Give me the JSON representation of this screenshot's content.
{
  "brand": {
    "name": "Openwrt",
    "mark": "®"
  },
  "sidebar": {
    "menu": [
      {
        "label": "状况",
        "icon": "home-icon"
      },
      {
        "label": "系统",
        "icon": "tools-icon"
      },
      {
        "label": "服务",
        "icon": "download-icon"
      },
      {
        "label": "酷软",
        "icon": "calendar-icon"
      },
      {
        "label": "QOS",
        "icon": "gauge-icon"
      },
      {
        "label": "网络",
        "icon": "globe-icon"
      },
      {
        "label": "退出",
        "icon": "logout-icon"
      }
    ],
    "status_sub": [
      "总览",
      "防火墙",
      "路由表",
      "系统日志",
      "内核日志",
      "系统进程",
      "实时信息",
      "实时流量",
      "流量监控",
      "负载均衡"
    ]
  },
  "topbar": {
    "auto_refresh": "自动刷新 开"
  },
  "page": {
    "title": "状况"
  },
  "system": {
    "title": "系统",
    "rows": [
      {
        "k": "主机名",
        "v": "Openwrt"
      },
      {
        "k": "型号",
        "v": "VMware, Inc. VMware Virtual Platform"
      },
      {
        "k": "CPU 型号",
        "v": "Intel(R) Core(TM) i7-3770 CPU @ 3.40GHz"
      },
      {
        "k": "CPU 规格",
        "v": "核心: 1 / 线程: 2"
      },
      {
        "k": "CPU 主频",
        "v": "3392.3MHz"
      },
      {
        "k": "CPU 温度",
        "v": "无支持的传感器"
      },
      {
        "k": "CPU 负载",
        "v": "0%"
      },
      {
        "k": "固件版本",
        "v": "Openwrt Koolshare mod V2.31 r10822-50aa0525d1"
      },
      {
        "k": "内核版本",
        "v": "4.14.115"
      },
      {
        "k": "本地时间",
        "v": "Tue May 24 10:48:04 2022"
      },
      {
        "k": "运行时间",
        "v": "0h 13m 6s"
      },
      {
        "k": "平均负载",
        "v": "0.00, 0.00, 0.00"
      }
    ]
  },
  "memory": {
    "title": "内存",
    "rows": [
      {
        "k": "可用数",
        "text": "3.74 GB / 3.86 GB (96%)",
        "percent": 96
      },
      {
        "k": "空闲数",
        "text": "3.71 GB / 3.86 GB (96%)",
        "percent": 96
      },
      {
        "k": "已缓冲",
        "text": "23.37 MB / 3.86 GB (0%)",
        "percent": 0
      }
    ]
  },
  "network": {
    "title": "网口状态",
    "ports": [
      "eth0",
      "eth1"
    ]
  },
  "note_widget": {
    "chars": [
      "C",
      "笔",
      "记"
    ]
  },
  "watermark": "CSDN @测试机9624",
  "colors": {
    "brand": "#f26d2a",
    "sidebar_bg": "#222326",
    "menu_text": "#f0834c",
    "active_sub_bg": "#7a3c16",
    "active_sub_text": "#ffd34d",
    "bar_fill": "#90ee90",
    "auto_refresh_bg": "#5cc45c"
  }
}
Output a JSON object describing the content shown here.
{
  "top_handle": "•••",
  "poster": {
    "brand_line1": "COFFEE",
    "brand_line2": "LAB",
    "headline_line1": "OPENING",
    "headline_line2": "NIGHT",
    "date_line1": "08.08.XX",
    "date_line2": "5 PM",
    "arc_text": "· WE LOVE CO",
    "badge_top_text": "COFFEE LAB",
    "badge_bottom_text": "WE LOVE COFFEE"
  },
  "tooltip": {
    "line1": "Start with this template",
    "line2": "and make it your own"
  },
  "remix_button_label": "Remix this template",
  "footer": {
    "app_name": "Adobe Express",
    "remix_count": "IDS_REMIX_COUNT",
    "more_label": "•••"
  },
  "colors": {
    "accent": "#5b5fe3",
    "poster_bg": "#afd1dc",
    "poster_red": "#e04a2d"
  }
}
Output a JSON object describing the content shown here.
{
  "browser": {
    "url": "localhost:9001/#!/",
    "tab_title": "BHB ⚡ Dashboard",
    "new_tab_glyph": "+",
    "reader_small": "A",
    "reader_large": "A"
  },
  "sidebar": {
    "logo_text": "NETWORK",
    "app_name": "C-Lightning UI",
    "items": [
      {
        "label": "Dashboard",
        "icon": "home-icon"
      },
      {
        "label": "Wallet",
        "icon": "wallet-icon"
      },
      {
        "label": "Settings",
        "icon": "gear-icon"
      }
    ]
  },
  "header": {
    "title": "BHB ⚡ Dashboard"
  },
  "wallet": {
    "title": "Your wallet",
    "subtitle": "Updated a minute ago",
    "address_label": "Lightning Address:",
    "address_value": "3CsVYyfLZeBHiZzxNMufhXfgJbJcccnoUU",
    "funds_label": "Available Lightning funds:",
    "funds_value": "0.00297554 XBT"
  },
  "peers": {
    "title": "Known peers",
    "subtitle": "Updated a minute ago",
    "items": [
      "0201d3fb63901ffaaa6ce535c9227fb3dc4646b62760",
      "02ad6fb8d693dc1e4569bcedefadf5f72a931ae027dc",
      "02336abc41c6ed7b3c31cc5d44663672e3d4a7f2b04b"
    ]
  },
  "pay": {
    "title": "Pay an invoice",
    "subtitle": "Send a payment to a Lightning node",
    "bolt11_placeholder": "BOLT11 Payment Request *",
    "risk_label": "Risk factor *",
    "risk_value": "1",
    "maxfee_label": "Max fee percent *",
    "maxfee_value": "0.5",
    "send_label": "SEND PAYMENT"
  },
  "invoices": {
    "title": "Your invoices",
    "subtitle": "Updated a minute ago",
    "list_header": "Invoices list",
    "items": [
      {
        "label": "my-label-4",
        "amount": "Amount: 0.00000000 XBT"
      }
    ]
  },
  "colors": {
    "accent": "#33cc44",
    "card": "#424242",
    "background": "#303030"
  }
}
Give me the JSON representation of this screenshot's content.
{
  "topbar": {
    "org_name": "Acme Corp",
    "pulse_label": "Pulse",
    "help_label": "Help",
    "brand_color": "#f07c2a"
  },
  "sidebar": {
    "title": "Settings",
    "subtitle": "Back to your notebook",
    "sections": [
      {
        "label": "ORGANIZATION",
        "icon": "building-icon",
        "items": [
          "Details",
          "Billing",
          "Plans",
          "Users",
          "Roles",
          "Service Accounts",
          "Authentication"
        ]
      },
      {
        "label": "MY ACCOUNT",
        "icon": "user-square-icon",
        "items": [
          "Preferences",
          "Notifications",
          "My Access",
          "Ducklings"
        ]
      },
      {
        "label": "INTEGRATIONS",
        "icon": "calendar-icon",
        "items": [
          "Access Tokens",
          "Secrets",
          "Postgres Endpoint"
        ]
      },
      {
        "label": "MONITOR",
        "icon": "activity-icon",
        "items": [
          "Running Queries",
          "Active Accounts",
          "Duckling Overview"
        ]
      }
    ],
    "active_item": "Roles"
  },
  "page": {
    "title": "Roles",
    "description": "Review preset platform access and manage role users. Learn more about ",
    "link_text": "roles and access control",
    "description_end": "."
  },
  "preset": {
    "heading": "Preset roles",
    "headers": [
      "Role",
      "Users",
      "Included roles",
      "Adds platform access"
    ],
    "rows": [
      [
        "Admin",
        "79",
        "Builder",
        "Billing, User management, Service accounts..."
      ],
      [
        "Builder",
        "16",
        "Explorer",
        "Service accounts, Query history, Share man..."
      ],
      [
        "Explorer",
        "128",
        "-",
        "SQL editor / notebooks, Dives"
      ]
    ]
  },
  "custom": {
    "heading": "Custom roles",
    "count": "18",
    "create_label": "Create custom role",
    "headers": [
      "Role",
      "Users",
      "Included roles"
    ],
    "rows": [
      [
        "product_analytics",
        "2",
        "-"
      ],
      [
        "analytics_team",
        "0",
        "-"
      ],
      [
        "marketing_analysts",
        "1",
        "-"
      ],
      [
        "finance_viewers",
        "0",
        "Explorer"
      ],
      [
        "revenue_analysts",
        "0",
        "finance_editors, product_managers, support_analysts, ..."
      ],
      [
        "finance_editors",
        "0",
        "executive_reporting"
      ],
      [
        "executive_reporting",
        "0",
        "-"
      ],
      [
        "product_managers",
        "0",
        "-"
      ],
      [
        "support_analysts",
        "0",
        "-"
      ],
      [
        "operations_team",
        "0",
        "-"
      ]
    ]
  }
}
※ ※ ※
Goal of the exercise. Copy every line above that holds the word "COFFEE".

Output.
    "brand_line1": "COFFEE",
    "badge_top_text": "COFFEE LAB",
    "badge_bottom_text": "WE LOVE COFFEE"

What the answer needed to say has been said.